◆ Chart and figure data ◆

====

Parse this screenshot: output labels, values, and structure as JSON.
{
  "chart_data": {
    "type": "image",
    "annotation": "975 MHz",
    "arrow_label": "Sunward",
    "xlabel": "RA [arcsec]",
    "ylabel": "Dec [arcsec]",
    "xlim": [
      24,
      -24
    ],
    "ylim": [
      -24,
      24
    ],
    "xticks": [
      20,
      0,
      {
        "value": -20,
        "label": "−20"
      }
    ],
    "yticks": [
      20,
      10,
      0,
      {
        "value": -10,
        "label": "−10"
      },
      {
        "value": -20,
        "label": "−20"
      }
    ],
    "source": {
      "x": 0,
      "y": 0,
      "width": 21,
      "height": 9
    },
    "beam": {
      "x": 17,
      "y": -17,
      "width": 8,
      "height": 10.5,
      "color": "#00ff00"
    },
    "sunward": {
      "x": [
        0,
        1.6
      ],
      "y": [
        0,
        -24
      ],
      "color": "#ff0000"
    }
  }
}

====

◆ What to produce ◆
Type out the whole listing above again, exactly as it stands.

◆ Exercise output ◆
Parse this screenshot: output labels, values, and structure as JSON.
{
  "chart_data": {
    "type": "image",
    "annotation": "975 MHz",
    "arrow_label": "Sunward",
    "xlabel": "RA [arcsec]",
    "ylabel": "Dec [arcsec]",
    "xlim": [
      24,
      -24
    ],
    "ylim": [
      -24,
      24
    ],
    "xticks": [
      20,
      0,
      {
        "value": -20,
        "label": "−20"
      }
    ],
    "yticks": [
      20,
      10,
      0,
      {
        "value": -10,
        "label": "−10"
      },
      {
        "value": -20,
        "label": "−20"
      }
    ],
    "source": {
      "x": 0,
      "y": 0,
      "width": 21,
      "height": 9
    },
    "beam": {
      "x": 17,
      "y": -17,
      "width": 8,
      "height": 10.5,
      "color": "#00ff00"
    },
    "sunward": {
      "x": [
        0,
        1.6
      ],
      "y": [
        0,
        -24
      ],
      "color": "#ff0000"
    }
  }
}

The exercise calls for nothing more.